_Task statement_
Repeat each entry in full, exactly.

• • • • • • •

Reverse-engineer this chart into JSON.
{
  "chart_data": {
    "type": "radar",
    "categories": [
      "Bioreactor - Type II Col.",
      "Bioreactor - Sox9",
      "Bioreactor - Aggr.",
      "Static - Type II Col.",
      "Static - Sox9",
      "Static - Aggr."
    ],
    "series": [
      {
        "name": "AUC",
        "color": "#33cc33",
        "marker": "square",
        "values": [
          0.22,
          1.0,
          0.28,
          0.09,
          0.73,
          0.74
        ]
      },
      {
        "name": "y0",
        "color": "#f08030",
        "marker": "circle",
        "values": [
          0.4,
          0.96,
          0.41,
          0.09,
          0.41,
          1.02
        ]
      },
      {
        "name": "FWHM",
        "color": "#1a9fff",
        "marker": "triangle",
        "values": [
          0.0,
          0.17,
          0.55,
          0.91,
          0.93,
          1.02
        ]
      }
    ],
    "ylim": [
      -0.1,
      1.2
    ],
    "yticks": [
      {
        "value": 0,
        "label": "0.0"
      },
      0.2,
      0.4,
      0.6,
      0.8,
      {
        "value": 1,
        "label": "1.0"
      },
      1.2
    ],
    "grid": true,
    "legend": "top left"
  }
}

• • • • • • •

_Expected answer_
Reverse-engineer this chart into JSON.
{
  "chart_data": {
    "type": "radar",
    "categories": [
      "Bioreactor - Type II Col.",
      "Bioreactor - Sox9",
      "Bioreactor - Aggr.",
      "Static - Type II Col.",
      "Static - Sox9",
      "Static - Aggr."
    ],
    "series": [
      {
        "name": "AUC",
        "color": "#33cc33",
        "marker": "square",
        "values": [
          0.22,
          1.0,
          0.28,
          0.09,
          0.73,
          0.74
        ]
      },
      {
        "name": "y0",
        "color": "#f08030",
        "marker": "circle",
        "values": [
          0.4,
          0.96,
          0.41,
          0.09,
          0.41,
          1.02
        ]
      },
      {
        "name": "FWHM",
        "color": "#1a9fff",
        "marker": "triangle",
        "values": [
          0.0,
          0.17,
          0.55,
          0.91,
          0.93,
          1.02
        ]
      }
    ],
    "ylim": [
      -0.1,
      1.2
    ],
    "yticks": [
      {
        "value": 0,
        "label": "0.0"
      },
      0.2,
      0.4,
      0.6,
      0.8,
      {
        "value": 1,
        "label": "1.0"
      },
      1.2
    ],
    "grid": true,
    "legend": "top left"
  }
}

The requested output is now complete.